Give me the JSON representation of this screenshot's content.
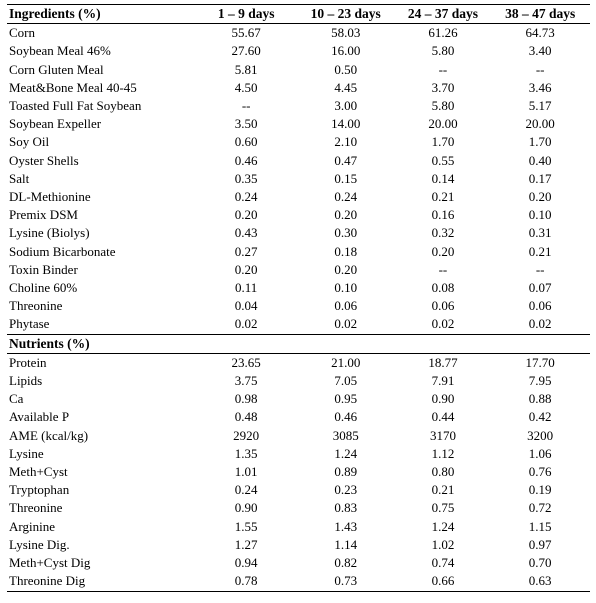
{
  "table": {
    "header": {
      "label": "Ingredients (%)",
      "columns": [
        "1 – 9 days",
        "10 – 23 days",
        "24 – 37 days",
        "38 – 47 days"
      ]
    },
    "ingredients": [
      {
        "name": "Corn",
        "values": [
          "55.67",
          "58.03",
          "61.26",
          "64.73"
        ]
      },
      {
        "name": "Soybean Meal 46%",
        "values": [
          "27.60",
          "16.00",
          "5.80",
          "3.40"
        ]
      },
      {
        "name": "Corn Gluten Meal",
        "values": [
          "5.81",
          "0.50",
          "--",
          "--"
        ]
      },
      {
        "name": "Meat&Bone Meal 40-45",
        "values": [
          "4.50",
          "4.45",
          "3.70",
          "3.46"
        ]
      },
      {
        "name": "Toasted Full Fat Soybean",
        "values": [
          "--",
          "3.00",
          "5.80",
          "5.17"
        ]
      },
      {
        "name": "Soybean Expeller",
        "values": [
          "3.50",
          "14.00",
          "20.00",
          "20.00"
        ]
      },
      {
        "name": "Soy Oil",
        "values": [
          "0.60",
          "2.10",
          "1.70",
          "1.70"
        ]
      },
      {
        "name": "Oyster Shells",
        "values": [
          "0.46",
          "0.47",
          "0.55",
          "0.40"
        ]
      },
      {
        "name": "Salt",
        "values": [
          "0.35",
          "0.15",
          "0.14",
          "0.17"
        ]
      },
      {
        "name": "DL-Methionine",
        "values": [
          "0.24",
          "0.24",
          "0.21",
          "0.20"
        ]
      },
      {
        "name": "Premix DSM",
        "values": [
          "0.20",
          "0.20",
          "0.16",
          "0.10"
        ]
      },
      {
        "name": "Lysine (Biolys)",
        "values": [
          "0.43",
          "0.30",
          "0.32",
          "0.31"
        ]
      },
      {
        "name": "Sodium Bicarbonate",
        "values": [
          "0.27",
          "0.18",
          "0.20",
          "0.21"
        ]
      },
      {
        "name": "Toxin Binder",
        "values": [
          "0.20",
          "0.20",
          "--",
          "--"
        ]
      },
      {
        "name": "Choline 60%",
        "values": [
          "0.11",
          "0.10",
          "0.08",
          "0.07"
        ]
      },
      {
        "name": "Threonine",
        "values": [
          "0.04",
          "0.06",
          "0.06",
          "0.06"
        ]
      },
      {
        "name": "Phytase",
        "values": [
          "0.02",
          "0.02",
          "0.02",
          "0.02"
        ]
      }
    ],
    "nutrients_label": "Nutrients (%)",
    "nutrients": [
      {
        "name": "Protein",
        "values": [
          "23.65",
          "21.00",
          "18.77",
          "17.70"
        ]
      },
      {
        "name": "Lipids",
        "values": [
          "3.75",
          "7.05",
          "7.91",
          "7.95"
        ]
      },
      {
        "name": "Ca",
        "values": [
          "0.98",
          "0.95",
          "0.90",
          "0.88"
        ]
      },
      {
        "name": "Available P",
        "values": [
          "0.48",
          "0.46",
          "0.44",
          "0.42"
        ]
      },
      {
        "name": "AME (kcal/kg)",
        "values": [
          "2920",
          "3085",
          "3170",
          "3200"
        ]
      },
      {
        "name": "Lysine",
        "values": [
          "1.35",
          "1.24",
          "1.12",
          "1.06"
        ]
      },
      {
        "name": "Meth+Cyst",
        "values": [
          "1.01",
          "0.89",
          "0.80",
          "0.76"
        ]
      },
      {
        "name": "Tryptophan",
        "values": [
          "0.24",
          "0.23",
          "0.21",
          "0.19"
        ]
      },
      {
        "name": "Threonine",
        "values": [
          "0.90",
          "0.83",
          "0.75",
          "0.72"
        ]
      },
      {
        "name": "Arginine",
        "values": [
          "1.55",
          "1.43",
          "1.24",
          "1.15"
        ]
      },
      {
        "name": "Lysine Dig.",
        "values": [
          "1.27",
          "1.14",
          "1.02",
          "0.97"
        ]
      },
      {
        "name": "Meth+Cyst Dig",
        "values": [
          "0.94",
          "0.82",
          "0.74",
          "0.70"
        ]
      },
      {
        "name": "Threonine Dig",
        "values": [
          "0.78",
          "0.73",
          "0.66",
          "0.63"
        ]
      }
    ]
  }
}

━━━━━━━━

> [WHAT THE TASK REQUIRES]
This task calls for the records to be copied exactly, without pictures.

> [YOUR RESPONSE]
Give me the JSON representation of this screenshot's content.
{
  "table": {
    "header": {
      "label": "Ingredients (%)",
      "columns": [
        "1 – 9 days",
        "10 – 23 days",
        "24 – 37 days",
        "38 – 47 days"
      ]
    },
    "ingredients": [
      {
        "name": "Corn",
        "values": [
          "55.67",
          "58.03",
          "61.26",
          "64.73"
        ]
      },
      {
        "name": "Soybean Meal 46%",
        "values": [
          "27.60",
          "16.00",
          "5.80",
          "3.40"
        ]
      },
      {
        "name": "Corn Gluten Meal",
        "values": [
          "5.81",
          "0.50",
          "--",
          "--"
        ]
      },
      {
        "name": "Meat&Bone Meal 40-45",
        "values": [
          "4.50",
          "4.45",
          "3.70",
          "3.46"
        ]
      },
      {
        "name": "Toasted Full Fat Soybean",
        "values": [
          "--",
          "3.00",
          "5.80",
          "5.17"
        ]
      },
      {
        "name": "Soybean Expeller",
        "values": [
          "3.50",
          "14.00",
          "20.00",
          "20.00"
        ]
      },
      {
        "name": "Soy Oil",
        "values": [
          "0.60",
          "2.10",
          "1.70",
          "1.70"
        ]
      },
      {
        "name": "Oyster Shells",
        "values": [
          "0.46",
          "0.47",
          "0.55",
          "0.40"
        ]
      },
      {
        "name": "Salt",
        "values": [
          "0.35",
          "0.15",
          "0.14",
          "0.17"
        ]
      },
      {
        "name": "DL-Methionine",
        "values": [
          "0.24",
          "0.24",
          "0.21",
          "0.20"
        ]
      },
      {
        "name": "Premix DSM",
        "values": [
          "0.20",
          "0.20",
          "0.16",
          "0.10"
        ]
      },
      {
        "name": "Lysine (Biolys)",
        "values": [
          "0.43",
          "0.30",
          "0.32",
          "0.31"
        ]
      },
      {
        "name": "Sodium Bicarbonate",
        "values": [
          "0.27",
          "0.18",
          "0.20",
          "0.21"
        ]
      },
      {
        "name": "Toxin Binder",
        "values": [
          "0.20",
          "0.20",
          "--",
          "--"
        ]
      },
      {
        "name": "Choline 60%",
        "values": [
          "0.11",
          "0.10",
          "0.08",
          "0.07"
        ]
      },
      {
        "name": "Threonine",
        "values": [
          "0.04",
          "0.06",
          "0.06",
          "0.06"
        ]
      },
      {
        "name": "Phytase",
        "values": [
          "0.02",
          "0.02",
          "0.02",
          "0.02"
        ]
      }
    ],
    "nutrients_label": "Nutrients (%)",
    "nutrients": [
      {
        "name": "Protein",
        "values": [
          "23.65",
          "21.00",
          "18.77",
          "17.70"
        ]
      },
      {
        "name": "Lipids",
        "values": [
          "3.75",
          "7.05",
          "7.91",
          "7.95"
        ]
      },
      {
        "name": "Ca",
        "values": [
          "0.98",
          "0.95",
          "0.90",
          "0.88"
        ]
      },
      {
        "name": "Available P",
        "values": [
          "0.48",
          "0.46",
          "0.44",
          "0.42"
        ]
      },
      {
        "name": "AME (kcal/kg)",
        "values": [
          "2920",
          "3085",
          "3170",
          "3200"
        ]
      },
      {
        "name": "Lysine",
        "values": [
          "1.35",
          "1.24",
          "1.12",
          "1.06"
        ]
      },
      {
        "name": "Meth+Cyst",
        "values": [
          "1.01",
          "0.89",
          "0.80",
          "0.76"
        ]
      },
      {
        "name": "Tryptophan",
        "values": [
          "0.24",
          "0.23",
          "0.21",
          "0.19"
        ]
      },
      {
        "name": "Threonine",
        "values": [
          "0.90",
          "0.83",
          "0.75",
          "0.72"
        ]
      },
      {
        "name": "Arginine",
        "values": [
          "1.55",
          "1.43",
          "1.24",
          "1.15"
        ]
      },
      {
        "name": "Lysine Dig.",
        "values": [
          "1.27",
          "1.14",
          "1.02",
          "0.97"
        ]
      },
      {
        "name": "Meth+Cyst Dig",
        "values": [
          "0.94",
          "0.82",
          "0.74",
          "0.70"
        ]
      },
      {
        "name": "Threonine Dig",
        "values": [
          "0.78",
          "0.73",
          "0.66",
          "0.63"
        ]
      }
    ]
  }
}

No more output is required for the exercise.